=== Begin Enclosure ===

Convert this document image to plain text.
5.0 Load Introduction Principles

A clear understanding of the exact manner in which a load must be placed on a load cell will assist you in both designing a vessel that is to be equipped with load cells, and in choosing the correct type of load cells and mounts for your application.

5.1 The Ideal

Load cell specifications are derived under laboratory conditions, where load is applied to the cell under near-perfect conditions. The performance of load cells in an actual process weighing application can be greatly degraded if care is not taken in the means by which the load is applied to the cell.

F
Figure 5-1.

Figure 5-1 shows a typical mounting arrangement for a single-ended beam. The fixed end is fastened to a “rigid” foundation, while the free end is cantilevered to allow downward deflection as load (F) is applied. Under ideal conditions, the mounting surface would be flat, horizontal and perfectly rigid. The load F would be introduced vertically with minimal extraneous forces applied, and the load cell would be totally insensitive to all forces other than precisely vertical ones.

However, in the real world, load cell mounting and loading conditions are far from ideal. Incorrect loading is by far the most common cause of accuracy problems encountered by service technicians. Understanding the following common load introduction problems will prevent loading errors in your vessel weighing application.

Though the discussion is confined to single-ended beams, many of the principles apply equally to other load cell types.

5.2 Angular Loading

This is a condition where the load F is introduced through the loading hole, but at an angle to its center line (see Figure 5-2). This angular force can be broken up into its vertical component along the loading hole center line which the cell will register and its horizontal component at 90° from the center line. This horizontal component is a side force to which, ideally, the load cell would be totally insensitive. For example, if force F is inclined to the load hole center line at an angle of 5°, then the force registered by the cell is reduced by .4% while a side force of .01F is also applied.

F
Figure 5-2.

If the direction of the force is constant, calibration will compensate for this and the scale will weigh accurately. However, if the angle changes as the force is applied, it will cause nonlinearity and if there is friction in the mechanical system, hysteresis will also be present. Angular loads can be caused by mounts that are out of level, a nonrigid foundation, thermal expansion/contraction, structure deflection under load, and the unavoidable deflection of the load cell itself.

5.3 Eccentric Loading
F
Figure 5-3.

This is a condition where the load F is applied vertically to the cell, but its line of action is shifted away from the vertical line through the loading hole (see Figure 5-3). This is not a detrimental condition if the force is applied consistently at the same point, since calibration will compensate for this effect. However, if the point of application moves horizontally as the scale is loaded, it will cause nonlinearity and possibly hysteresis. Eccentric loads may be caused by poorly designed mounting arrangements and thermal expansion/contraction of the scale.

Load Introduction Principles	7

=== End Enclosure ===

Exercise goal: Give back the whole listing above. Keep every character the same.

Exercise result:
Convert this document image to plain text.
5.0 Load Introduction Principles

A clear understanding of the exact manner in which a load must be placed on a load cell will assist you in both designing a vessel that is to be equipped with load cells, and in choosing the correct type of load cells and mounts for your application.

5.1 The Ideal

Load cell specifications are derived under laboratory conditions, where load is applied to the cell under near-perfect conditions. The performance of load cells in an actual process weighing application can be greatly degraded if care is not taken in the means by which the load is applied to the cell.

F
Figure 5-1.

Figure 5-1 shows a typical mounting arrangement for a single-ended beam. The fixed end is fastened to a “rigid” foundation, while the free end is cantilevered to allow downward deflection as load (F) is applied. Under ideal conditions, the mounting surface would be flat, horizontal and perfectly rigid. The load F would be introduced vertically with minimal extraneous forces applied, and the load cell would be totally insensitive to all forces other than precisely vertical ones.

However, in the real world, load cell mounting and loading conditions are far from ideal. Incorrect loading is by far the most common cause of accuracy problems encountered by service technicians. Understanding the following common load introduction problems will prevent loading errors in your vessel weighing application.

Though the discussion is confined to single-ended beams, many of the principles apply equally to other load cell types.

5.2 Angular Loading

This is a condition where the load F is introduced through the loading hole, but at an angle to its center line (see Figure 5-2). This angular force can be broken up into its vertical component along the loading hole center line which the cell will register and its horizontal component at 90° from the center line. This horizontal component is a side force to which, ideally, the load cell would be totally insensitive. For example, if force F is inclined to the load hole center line at an angle of 5°, then the force registered by the cell is reduced by .4% while a side force of .01F is also applied.

F
Figure 5-2.

If the direction of the force is constant, calibration will compensate for this and the scale will weigh accurately. However, if the angle changes as the force is applied, it will cause nonlinearity and if there is friction in the mechanical system, hysteresis will also be present. Angular loads can be caused by mounts that are out of level, a nonrigid foundation, thermal expansion/contraction, structure deflection under load, and the unavoidable deflection of the load cell itself.

5.3 Eccentric Loading
F
Figure 5-3.

This is a condition where the load F is applied vertically to the cell, but its line of action is shifted away from the vertical line through the loading hole (see Figure 5-3). This is not a detrimental condition if the force is applied consistently at the same point, since calibration will compensate for this effect. However, if the point of application moves horizontally as the scale is loaded, it will cause nonlinearity and possibly hysteresis. Eccentric loads may be caused by poorly designed mounting arrangements and thermal expansion/contraction of the scale.

Load Introduction Principles	7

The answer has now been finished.